*RECORDS FOR THE EXERCISE:*
+-------+

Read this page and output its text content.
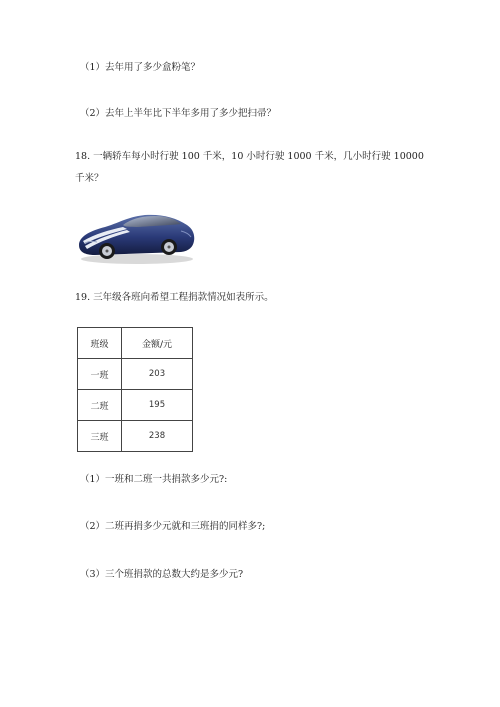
（1）去年用了多少盒粉笔？
（2）去年上半年比下半年多用了多少把扫帚？
18. 一辆轿车每小时行驶 100 千米，10 小时行驶 1000 千米，几小时行驶 10000
千米？
19. 三年级各班向希望工程捐款情况如表所示。
班级	金额/元
一班	203
二班	195
三班	238
（1）一班和二班一共捐款多少元?:
（2）二班再捐多少元就和三班捐的同样多?;
（3）三个班捐款的总数大约是多少元?
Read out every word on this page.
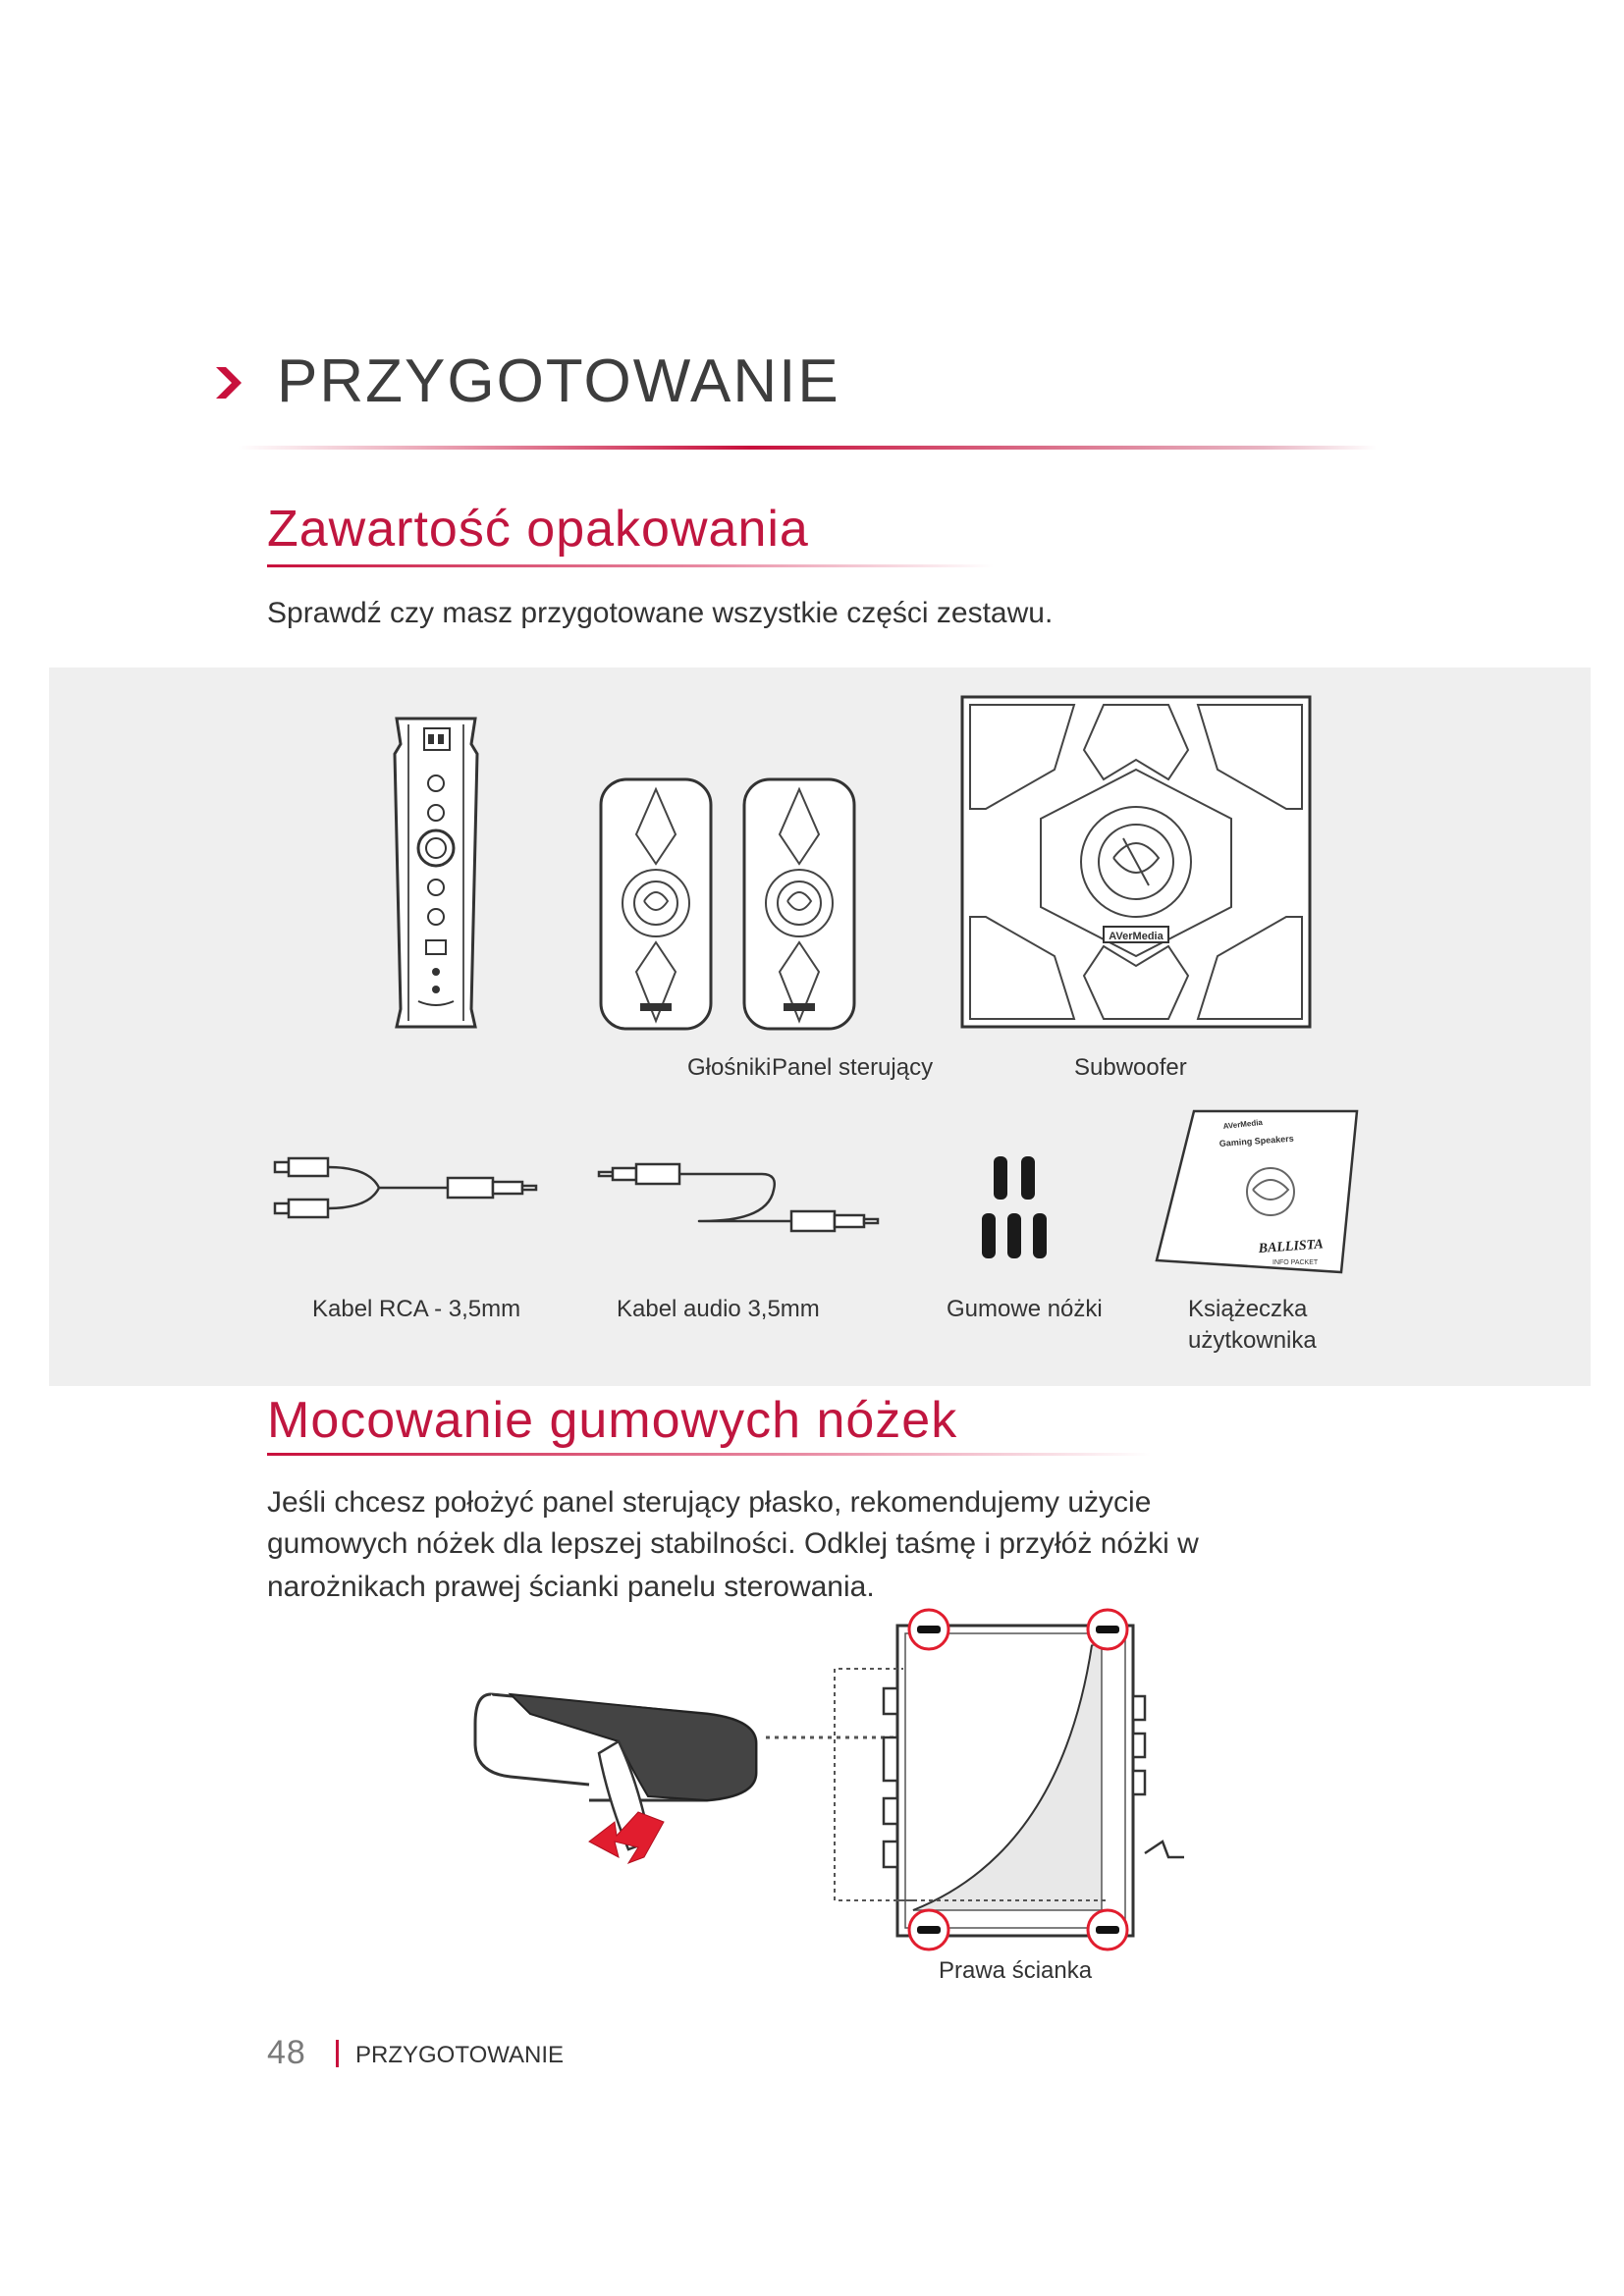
PRZYGOTOWANIE
Zawartość opakowania

Sprawdź czy masz przygotowane wszystkie części zestawu.

AVerMedia
Głośniki Panel sterujący	Subwoofer
AVerMedia
Gaming Speakers
BALLISTA
INFO PACKET
Kabel RCA - 3,5mm	Kabel audio 3,5mm	Gumowe nóżki	Książeczka
użytkownika
Mocowanie gumowych nóżek

Jeśli chcesz położyć panel sterujący płasko, rekomendujemy użycie

gumowych nóżek dla lepszej stabilności. Odklej taśmę i przyłóż nóżki w

narożnikach prawej ścianki panelu sterowania.

Prawa ścianka
48 PRZYGOTOWANIE
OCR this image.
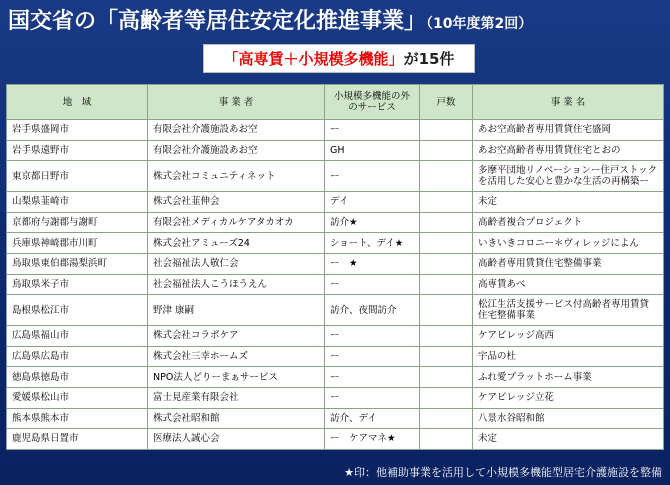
国交省の「高齢者等居住安定化推進事業」（10年度第2回）
「高専賃＋小規模多機能」 が15件
地　域	事 業 者	小規模多機能の外のサービス	戸数	事 業 名
岩手県盛岡市	有限会社介護施設あお空	ー		あお空高齢者専用賃貸住宅盛岡
岩手県遠野市	有限会社介護施設あお空	GH		あお空高齢者専用賃貸住宅とおの
東京都日野市	株式会社コミュニティネット	ー		多摩平団地リノベーションー住戸ストックを活用した安心と豊かな生活の再構築ー
山梨県韮崎市	株式会社韮伸会	デイ		未定
京都府与謝郡与謝町	有限会社メディカルケアタカオカ	訪介★		高齢者複合プロジェクト
兵庫県神崎郡市川町	株式会社アミューズ24	ショート、デイ★		いきいきコロニー＊ヴィレッジによん
鳥取県東伯郡湯梨浜町	社会福祉法人敬仁会	ー　★		高齢者専用賃貸住宅整備事業
鳥取県米子市	社会福祉法人こうほうえん	ー		高専賃あべ
島根県松江市	野津 康嗣	訪介、夜間訪介		松江生活支援サービス付高齢者専用賃貸住宅整備事業
広島県福山市	株式会社コラボケア	ー		ケアビレッジ高西
広島県広島市	株式会社三幸ホームズ	ー		宇品の杜
徳島県徳島市	NPO法人どりーまぁサービス	ー		ふれ愛プラットホーム事業
愛媛県松山市	富士見産業有限会社	ー		ケアビレッジ立花
熊本県熊本市	株式会社昭和館	訪介、デイ		八景水谷昭和館
鹿児島県日置市	医療法人誠心会	ー　ケアマネ★		未定
★印：他補助事業を活用して小規模多機能型居宅介護施設を整備
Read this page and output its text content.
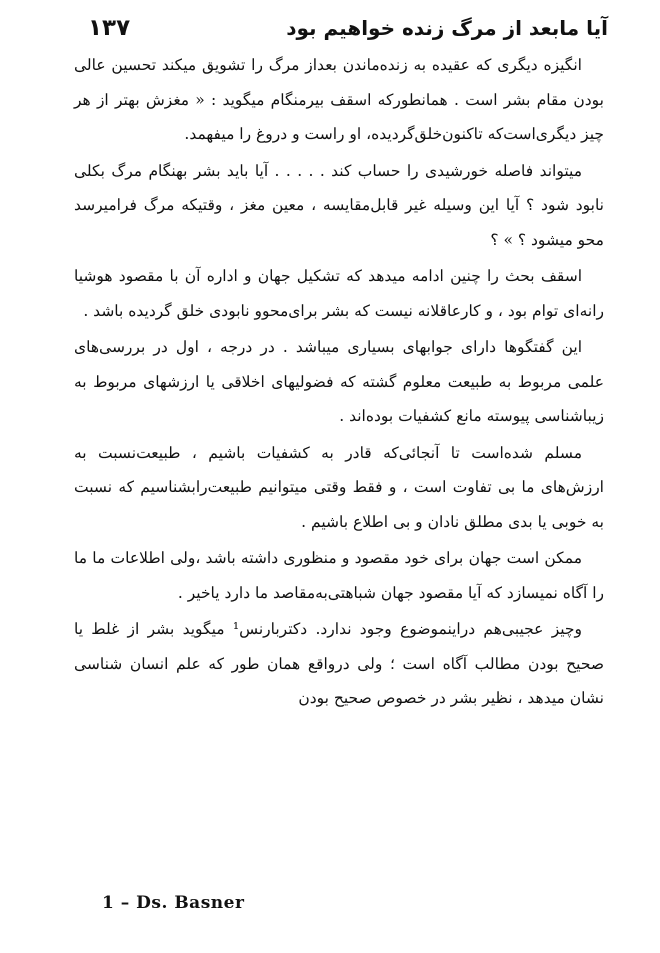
١٣٧	آیا مابعد از مرگ زنده خواهیم بود

انگیزه دیگری که عقیده به زنده‌ماندن بعداز مرگ را تشویق میکند تحسین عالی بودن مقام بشر است . همانطورکه اسقف بیرمنگام میگوید : « مغزش بهتر از هر چیز دیگری‌است‌که تاکنون‌خلق‌گردیده، او راست و دروغ را میفهمد.

میتواند فاصله خورشیدی را حساب کند . . . . . آیا باید بشر بهنگام مرگ بکلی نابود شود ؟ آیا این وسیله غیر قابل‌مقایسه ، معین مغز ، وقتیکه مرگ فرامیرسد محو میشود ؟ » ؟

اسقف بحث را چنین ادامه میدهد که تشکیل جهان و اداره آن با مقصود هوشیا رانه‌ای توام بود ، و کارعاقلانه نیست که بشر برای‌محوو نابودی خلق گردیده باشد .

این گفتگوها دارای جوابهای بسیاری میباشد . در درجه ، اول در بررسی‌های علمی مربوط به طبیعت معلوم گشته که فضولیهای اخلاقی یا ارزشهای مربوط به زیباشناسی پیوسته مانع کشفیات بوده‌اند .

مسلم شده‌است تا آنجائی‌که قادر به کشفیات باشیم ، طبیعت‌نسبت به ارزش‌های ما بی تفاوت است ، و فقط وقتی میتوانیم طبیعت‌رابشناسیم که نسبت به خوبی یا بدی مطلق نادان و بی اطلاع باشیم .

ممکن است جهان برای خود مقصود و منظوری داشته باشد ،ولی اطلاعات ما ما را آگاه نمیسازد که آیا مقصود جهان شباهتی‌به‌مقاصد ما دارد یاخیر .

وچیز عجیبی‌هم دراینموضوع وجود ندارد. دکتربارنس¹ میگوید بشر از غلط یا صحیح بودن مطالب آگاه است ؛ ولی درواقع همان طور که علم انسان شناسی نشان میدهد ، نظیر بشر در خصوص صحیح بودن

1 – Ds. Basner
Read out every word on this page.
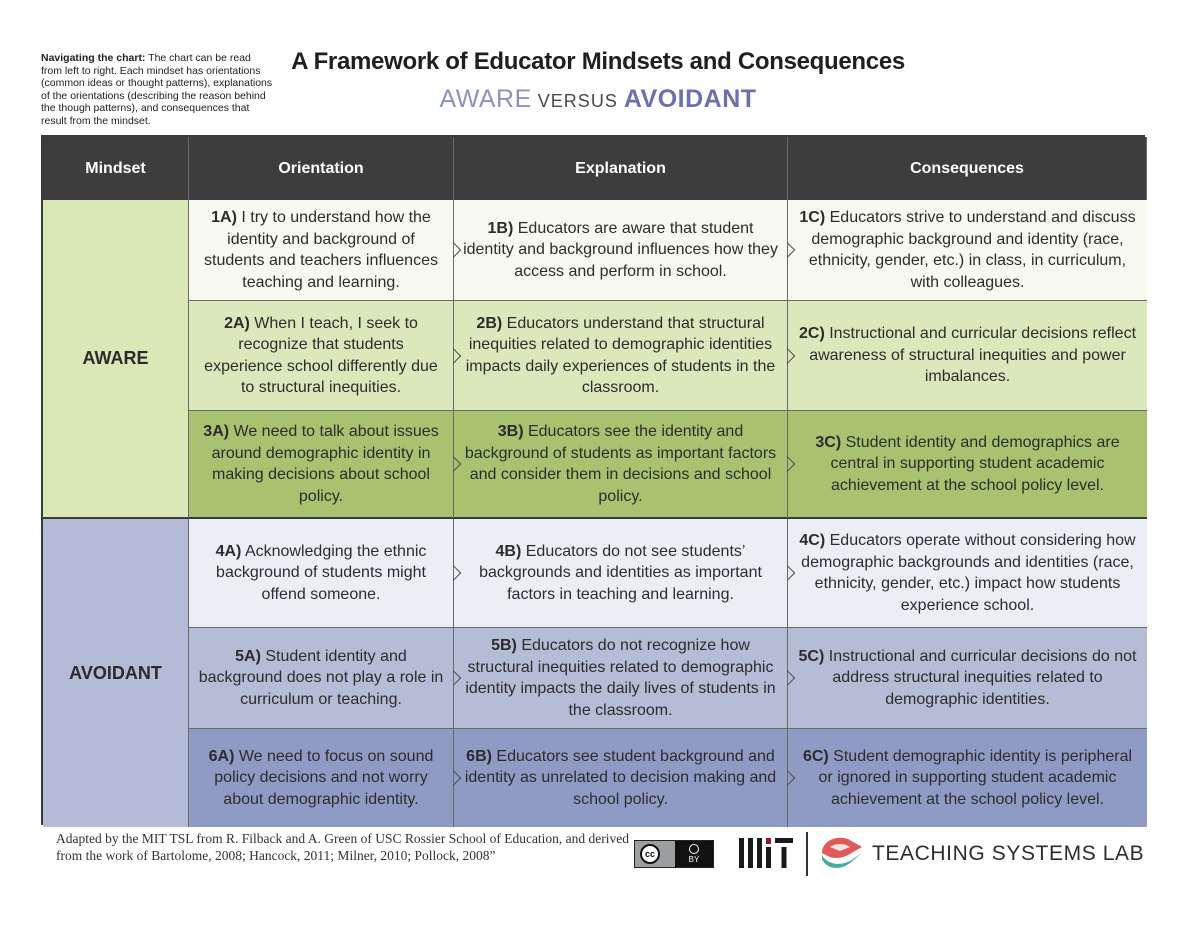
Navigating the chart: The chart can be read from left to right. Each mindset has orientations (common ideas or thought patterns), explanations of the orientations (describing the reason behind the though patterns), and consequences that result from the mindset.
A Framework of Educator Mindsets and Consequences
AWARE VERSUS AVOIDANT
Mindset	Orientation	Explanation	Consequences
AWARE
1A) I try to understand how the identity and background of students and teachers influences teaching and learning.
1B) Educators are aware that student identity and background influences how they access and perform in school.
1C) Educators strive to understand and discuss demographic background and identity (race, ethnicity, gender, etc.) in class, in curriculum, with colleagues.
2A) When I teach, I seek to recognize that students experience school differently due to structural inequities.
2B) Educators understand that structural inequities related to demographic identities impacts daily experiences of students in the classroom.
2C) Instructional and curricular decisions reflect awareness of structural inequities and power imbalances.
3A) We need to talk about issues around demographic identity in making decisions about school policy.
3B) Educators see the identity and background of students as important factors and consider them in decisions and school policy.
3C) Student identity and demographics are central in supporting student academic achievement at the school policy level.
AVOIDANT
4A) Acknowledging the ethnic background of students might offend someone.
4B) Educators do not see students’ backgrounds and identities as important factors in teaching and learning.
4C) Educators operate without considering how demographic backgrounds and identities (race, ethnicity, gender, etc.) impact how students experience school.
5A) Student identity and background does not play a role in curriculum or teaching.
5B) Educators do not recognize how structural inequities related to demographic identity impacts the daily lives of students in the classroom.
5C) Instructional and curricular decisions do not address structural inequities related to demographic identities.
6A) We need to focus on sound policy decisions and not worry about demographic identity.
6B) Educators see student background and identity as unrelated to decision making and school policy.
6C) Student demographic identity is peripheral or ignored in supporting student academic achievement at the school policy level.
Adapted by the MIT TSL from R. Filback and A. Green of USC Rossier School of Education, and derived from the work of Bartolome, 2008; Hancock, 2011; Milner, 2010; Pollock, 2008”	cc
BY	TEACHING SYSTEMS LAB
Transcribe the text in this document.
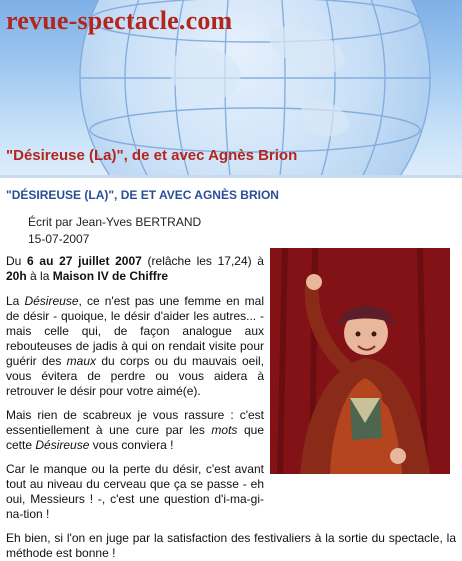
revue-spectacle.com
"Désireuse (La)", de et avec Agnès Brion
"DÉSIREUSE (LA)", DE ET AVEC AGNÈS BRION
Écrit par Jean-Yves BERTRAND
15-07-2007

Du 6 au 27 juillet 2007 (relâche les 17,24) à 20h à la Maison IV de Chiffre

La Désireuse, ce n'est pas une femme en mal de désir - quoique, le désir d'aider les autres... - mais celle qui, de façon analogue aux rebouteuses de jadis à qui on rendait visite pour guérir des maux du corps ou du mauvais oeil, vous évitera de perdre ou vous aidera à retrouver le désir pour votre aimé(e).

Mais rien de scabreux je vous rassure : c'est essentiellement à une cure par les mots que cette Désireuse vous conviera !

Car le manque ou la perte du désir, c'est avant tout au niveau du cerveau que ça se passe - eh oui, Messieurs ! -, c'est une question d'i-ma-gi-na-tion !

Eh bien, si l'on en juge par la satisfaction des festivaliers à la sortie du spectacle, la méthode est bonne !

+-------+

*GIVEN PROBLEM:* List every line from the entries above in which "inequities" appears.

*THE COMPLETED TASK:*
2A) When I teach, I seek to recognize that students experience school differently due to structural inequities.
2B) Educators understand that structural inequities related to demographic identities impacts daily experiences of students in the classroom.
2C) Instructional and curricular decisions reflect awareness of structural inequities and power imbalances.
5B) Educators do not recognize how structural inequities related to demographic identity impacts the daily lives of students in the classroom.
5C) Instructional and curricular decisions do not address structural inequities related to demographic identities.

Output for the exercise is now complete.